→ Task goal
Give the listing again exactly, omitting its images.
##### Exercise inputs #####
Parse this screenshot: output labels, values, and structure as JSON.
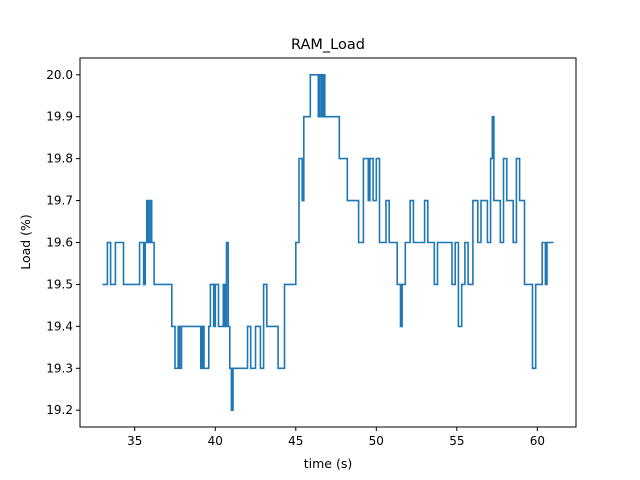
{
  "chart_data": {
    "type": "line",
    "title": "RAM_Load",
    "xlabel": "time (s)",
    "ylabel": "Load (%)",
    "xlim": [
      31.6,
      62.4
    ],
    "ylim": [
      19.16,
      20.04
    ],
    "xticks": [
      35,
      40,
      45,
      50,
      55,
      60
    ],
    "yticks": [
      19.2,
      19.3,
      19.4,
      19.5,
      19.6,
      19.7,
      19.8,
      19.9,
      20.0
    ],
    "xtick_labels": [
      "35",
      "40",
      "45",
      "50",
      "55",
      "60"
    ],
    "ytick_labels": [
      "19.2",
      "19.3",
      "19.4",
      "19.5",
      "19.6",
      "19.7",
      "19.8",
      "19.9",
      "20.0"
    ],
    "grid": false,
    "line_style": "steps-post",
    "series": [
      {
        "color": "#1f77b4",
        "x": [
          33.0,
          33.1,
          33.3,
          33.5,
          33.8,
          34.3,
          34.6,
          34.75,
          34.9,
          35.3,
          35.55,
          35.65,
          35.75,
          35.85,
          35.95,
          36.05,
          36.2,
          36.4,
          37.3,
          37.5,
          37.7,
          37.8,
          37.9,
          38.0,
          38.2,
          38.6,
          39.0,
          39.1,
          39.2,
          39.3,
          39.6,
          39.7,
          39.9,
          40.0,
          40.2,
          40.3,
          40.5,
          40.6,
          40.7,
          40.8,
          40.9,
          41.0,
          41.1,
          41.3,
          41.4,
          42.0,
          42.2,
          42.3,
          42.5,
          42.8,
          43.0,
          43.2,
          43.5,
          43.7,
          43.9,
          44.3,
          44.4,
          44.6,
          45.0,
          45.2,
          45.4,
          45.5,
          45.7,
          45.9,
          46.1,
          46.4,
          46.5,
          46.6,
          46.7,
          46.8,
          47.0,
          47.3,
          47.7,
          47.8,
          48.0,
          48.2,
          48.6,
          48.9,
          49.2,
          49.5,
          49.6,
          49.8,
          50.0,
          50.2,
          50.4,
          50.6,
          50.8,
          51.3,
          51.5,
          51.6,
          51.8,
          52.1,
          52.3,
          52.6,
          52.8,
          53.0,
          53.2,
          53.6,
          53.8,
          54.5,
          54.7,
          54.9,
          55.1,
          55.3,
          55.5,
          55.7,
          56.0,
          56.3,
          56.5,
          56.6,
          56.9,
          57.1,
          57.2,
          57.3,
          57.5,
          57.7,
          57.9,
          58.1,
          58.3,
          58.5,
          58.7,
          58.9,
          59.2,
          59.5,
          59.7,
          59.9,
          60.3,
          60.5,
          60.6,
          60.7,
          61.0
        ],
        "y": [
          19.5,
          19.5,
          19.6,
          19.5,
          19.6,
          19.5,
          19.5,
          19.5,
          19.5,
          19.6,
          19.5,
          19.6,
          19.7,
          19.6,
          19.7,
          19.6,
          19.5,
          19.5,
          19.4,
          19.3,
          19.4,
          19.3,
          19.4,
          19.4,
          19.4,
          19.4,
          19.4,
          19.3,
          19.4,
          19.3,
          19.4,
          19.5,
          19.4,
          19.5,
          19.4,
          19.4,
          19.5,
          19.4,
          19.6,
          19.4,
          19.3,
          19.2,
          19.3,
          19.3,
          19.3,
          19.4,
          19.3,
          19.3,
          19.4,
          19.3,
          19.5,
          19.4,
          19.4,
          19.4,
          19.3,
          19.5,
          19.5,
          19.5,
          19.6,
          19.8,
          19.7,
          19.9,
          19.9,
          20.0,
          20.0,
          19.9,
          20.0,
          19.9,
          20.0,
          19.9,
          19.9,
          19.9,
          19.8,
          19.8,
          19.8,
          19.7,
          19.7,
          19.6,
          19.8,
          19.7,
          19.8,
          19.7,
          19.8,
          19.6,
          19.6,
          19.7,
          19.6,
          19.5,
          19.4,
          19.5,
          19.6,
          19.7,
          19.6,
          19.6,
          19.6,
          19.7,
          19.6,
          19.5,
          19.6,
          19.6,
          19.5,
          19.6,
          19.4,
          19.5,
          19.6,
          19.5,
          19.7,
          19.6,
          19.7,
          19.7,
          19.6,
          19.8,
          19.9,
          19.7,
          19.7,
          19.6,
          19.8,
          19.7,
          19.7,
          19.6,
          19.8,
          19.7,
          19.5,
          19.5,
          19.3,
          19.5,
          19.6,
          19.5,
          19.6,
          19.6,
          19.6
        ]
      }
    ]
  }
}
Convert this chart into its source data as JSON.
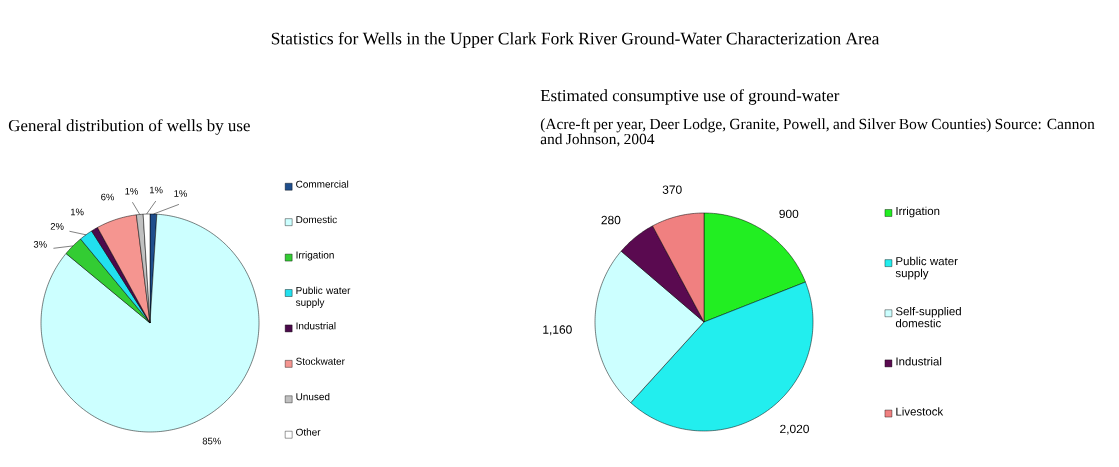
{
  "chart_data": [
    {
      "type": "pie",
      "title": "Statistics for Wells in the Upper Clark Fork River Ground-Water Characterization Area",
      "subtitle": "General distribution of wells by use",
      "categories": [
        "Commercial",
        "Domestic",
        "Irrigation",
        "Public water supply",
        "Industrial",
        "Stockwater",
        "Unused",
        "Other"
      ],
      "values": [
        1,
        85,
        3,
        2,
        1,
        6,
        1,
        1
      ],
      "value_labels": [
        "1%",
        "85%",
        "3%",
        "2%",
        "1%",
        "6%",
        "1%",
        "1%"
      ],
      "colors": [
        "#1f4e8c",
        "#ccffff",
        "#33cc33",
        "#22e0ee",
        "#4b0a4b",
        "#f59590",
        "#c0c0c0",
        "#ffffff"
      ],
      "legend": "right"
    },
    {
      "type": "pie",
      "title": "Estimated consumptive use of ground-water",
      "subtitle": "(Acre-ft per year, Deer Lodge, Granite, Powell, and Silver Bow Counties) Source: Cannon and Johnson, 2004",
      "categories": [
        "Irrigation",
        "Public water supply",
        "Self-supplied domestic",
        "Industrial",
        "Livestock"
      ],
      "values": [
        900,
        2020,
        1160,
        280,
        370
      ],
      "value_labels": [
        "900",
        "2,020",
        "1,160",
        "280",
        "370"
      ],
      "colors": [
        "#22ee22",
        "#22eeee",
        "#ccffff",
        "#5a0a50",
        "#f08080"
      ],
      "legend": "right"
    }
  ]
}
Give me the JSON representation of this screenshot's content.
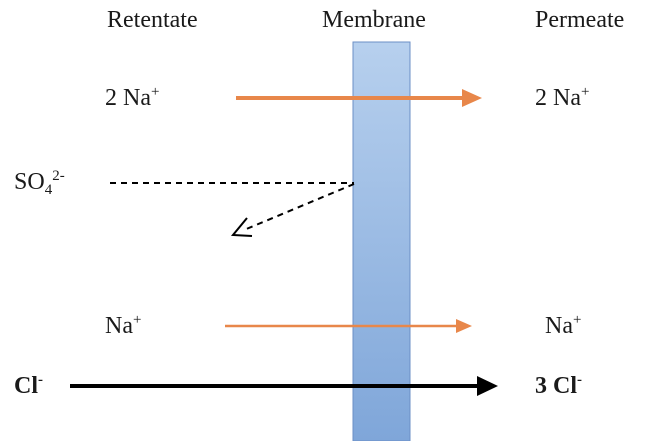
{
  "headers": {
    "retentate": "Retentate",
    "membrane": "Membrane",
    "permeate": "Permeate"
  },
  "species": {
    "sodium_left_count": "2 Na",
    "sodium_left_charge": "+",
    "sodium_right_count": "2 Na",
    "sodium_right_charge": "+",
    "sulfate_symbol": "SO",
    "sulfate_sub": "4",
    "sulfate_charge": "2-",
    "na_left": "Na",
    "na_left_charge": "+",
    "na_right": "Na",
    "na_right_charge": "+",
    "cl_left": "Cl",
    "cl_left_charge": "-",
    "cl_right": "3 Cl",
    "cl_right_charge": "-"
  },
  "colors": {
    "membrane_top": "#b7d0ee",
    "membrane_bottom": "#7fa6d9",
    "membrane_edge": "#6b8fc6",
    "sodium_arrow": "#e8874a",
    "chloride_arrow": "#000000",
    "sulfate_arrow": "#000000"
  }
}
#####
→ Full answer
Parse this screenshot: output labels, values, and structure as JSON.
{
  "chart_data": {
    "type": "line",
    "title": "RAM_Load",
    "xlabel": "time (s)",
    "ylabel": "Load (%)",
    "xlim": [
      31.6,
      62.4
    ],
    "ylim": [
      19.16,
      20.04
    ],
    "xticks": [
      35,
      40,
      45,
      50,
      55,
      60
    ],
    "yticks": [
      19.2,
      19.3,
      19.4,
      19.5,
      19.6,
      19.7,
      19.8,
      19.9,
      20.0
    ],
    "xtick_labels": [
      "35",
      "40",
      "45",
      "50",
      "55",
      "60"
    ],
    "ytick_labels": [
      "19.2",
      "19.3",
      "19.4",
      "19.5",
      "19.6",
      "19.7",
      "19.8",
      "19.9",
      "20.0"
    ],
    "grid": false,
    "line_style": "steps-post",
    "series": [
      {
        "color": "#1f77b4",
        "x": [
          33.0,
          33.1,
          33.3,
          33.5,
          33.8,
          34.3,
          34.6,
          34.75,
          34.9,
          35.3,
          35.55,
          35.65,
          35.75,
          35.85,
          35.95,
          36.05,
          36.2,
          36.4,
          37.3,
          37.5,
          37.7,
          37.8,
          37.9,
          38.0,
          38.2,
          38.6,
          39.0,
          39.1,
          39.2,
          39.3,
          39.6,
          39.7,
          39.9,
          40.0,
          40.2,
          40.3,
          40.5,
          40.6,
          40.7,
          40.8,
          40.9,
          41.0,
          41.1,
          41.3,
          41.4,
          42.0,
          42.2,
          42.3,
          42.5,
          42.8,
          43.0,
          43.2,
          43.5,
          43.7,
          43.9,
          44.3,
          44.4,
          44.6,
          45.0,
          45.2,
          45.4,
          45.5,
          45.7,
          45.9,
          46.1,
          46.4,
          46.5,
          46.6,
          46.7,
          46.8,
          47.0,
          47.3,
          47.7,
          47.8,
          48.0,
          48.2,
          48.6,
          48.9,
          49.2,
          49.5,
          49.6,
          49.8,
          50.0,
          50.2,
          50.4,
          50.6,
          50.8,
          51.3,
          51.5,
          51.6,
          51.8,
          52.1,
          52.3,
          52.6,
          52.8,
          53.0,
          53.2,
          53.6,
          53.8,
          54.5,
          54.7,
          54.9,
          55.1,
          55.3,
          55.5,
          55.7,
          56.0,
          56.3,
          56.5,
          56.6,
          56.9,
          57.1,
          57.2,
          57.3,
          57.5,
          57.7,
          57.9,
          58.1,
          58.3,
          58.5,
          58.7,
          58.9,
          59.2,
          59.5,
          59.7,
          59.9,
          60.3,
          60.5,
          60.6,
          60.7,
          61.0
        ],
        "y": [
          19.5,
          19.5,
          19.6,
          19.5,
          19.6,
          19.5,
          19.5,
          19.5,
          19.5,
          19.6,
          19.5,
          19.6,
          19.7,
          19.6,
          19.7,
          19.6,
          19.5,
          19.5,
          19.4,
          19.3,
          19.4,
          19.3,
          19.4,
          19.4,
          19.4,
          19.4,
          19.4,
          19.3,
          19.4,
          19.3,
          19.4,
          19.5,
          19.4,
          19.5,
          19.4,
          19.4,
          19.5,
          19.4,
          19.6,
          19.4,
          19.3,
          19.2,
          19.3,
          19.3,
          19.3,
          19.4,
          19.3,
          19.3,
          19.4,
          19.3,
          19.5,
          19.4,
          19.4,
          19.4,
          19.3,
          19.5,
          19.5,
          19.5,
          19.6,
          19.8,
          19.7,
          19.9,
          19.9,
          20.0,
          20.0,
          19.9,
          20.0,
          19.9,
          20.0,
          19.9,
          19.9,
          19.9,
          19.8,
          19.8,
          19.8,
          19.7,
          19.7,
          19.6,
          19.8,
          19.7,
          19.8,
          19.7,
          19.8,
          19.6,
          19.6,
          19.7,
          19.6,
          19.5,
          19.4,
          19.5,
          19.6,
          19.7,
          19.6,
          19.6,
          19.6,
          19.7,
          19.6,
          19.5,
          19.6,
          19.6,
          19.5,
          19.6,
          19.4,
          19.5,
          19.6,
          19.5,
          19.7,
          19.6,
          19.7,
          19.7,
          19.6,
          19.8,
          19.9,
          19.7,
          19.7,
          19.6,
          19.8,
          19.7,
          19.7,
          19.6,
          19.8,
          19.7,
          19.5,
          19.5,
          19.3,
          19.5,
          19.6,
          19.5,
          19.6,
          19.6,
          19.6
        ]
      }
    ]
  }
}
Convert this chart into its source data as JSON.
{
  "chart_data": [
    {
      "type": "pie",
      "title": "Statistics for Wells in the Upper Clark Fork River Ground-Water Characterization Area",
      "subtitle": "General distribution of wells by use",
      "categories": [
        "Commercial",
        "Domestic",
        "Irrigation",
        "Public water supply",
        "Industrial",
        "Stockwater",
        "Unused",
        "Other"
      ],
      "values": [
        1,
        85,
        3,
        2,
        1,
        6,
        1,
        1
      ],
      "value_labels": [
        "1%",
        "85%",
        "3%",
        "2%",
        "1%",
        "6%",
        "1%",
        "1%"
      ],
      "colors": [
        "#1f4e8c",
        "#ccffff",
        "#33cc33",
        "#22e0ee",
        "#4b0a4b",
        "#f59590",
        "#c0c0c0",
        "#ffffff"
      ],
      "legend": "right"
    },
    {
      "type": "pie",
      "title": "Estimated consumptive use of ground-water",
      "subtitle": "(Acre-ft per year, Deer Lodge, Granite, Powell, and Silver Bow Counties) Source: Cannon and Johnson, 2004",
      "categories": [
        "Irrigation",
        "Public water supply",
        "Self-supplied domestic",
        "Industrial",
        "Livestock"
      ],
      "values": [
        900,
        2020,
        1160,
        280,
        370
      ],
      "value_labels": [
        "900",
        "2,020",
        "1,160",
        "280",
        "370"
      ],
      "colors": [
        "#22ee22",
        "#22eeee",
        "#ccffff",
        "#5a0a50",
        "#f08080"
      ],
      "legend": "right"
    }
  ]
}
Give me the JSON representation of this screenshot's content.
{
  "headers": {
    "retentate": "Retentate",
    "membrane": "Membrane",
    "permeate": "Permeate"
  },
  "species": {
    "sodium_left_count": "2 Na",
    "sodium_left_charge": "+",
    "sodium_right_count": "2 Na",
    "sodium_right_charge": "+",
    "sulfate_symbol": "SO",
    "sulfate_sub": "4",
    "sulfate_charge": "2-",
    "na_left": "Na",
    "na_left_charge": "+",
    "na_right": "Na",
    "na_right_charge": "+",
    "cl_left": "Cl",
    "cl_left_charge": "-",
    "cl_right": "3 Cl",
    "cl_right_charge": "-"
  },
  "colors": {
    "membrane_top": "#b7d0ee",
    "membrane_bottom": "#7fa6d9",
    "membrane_edge": "#6b8fc6",
    "sodium_arrow": "#e8874a",
    "chloride_arrow": "#000000",
    "sulfate_arrow": "#000000"
  }
}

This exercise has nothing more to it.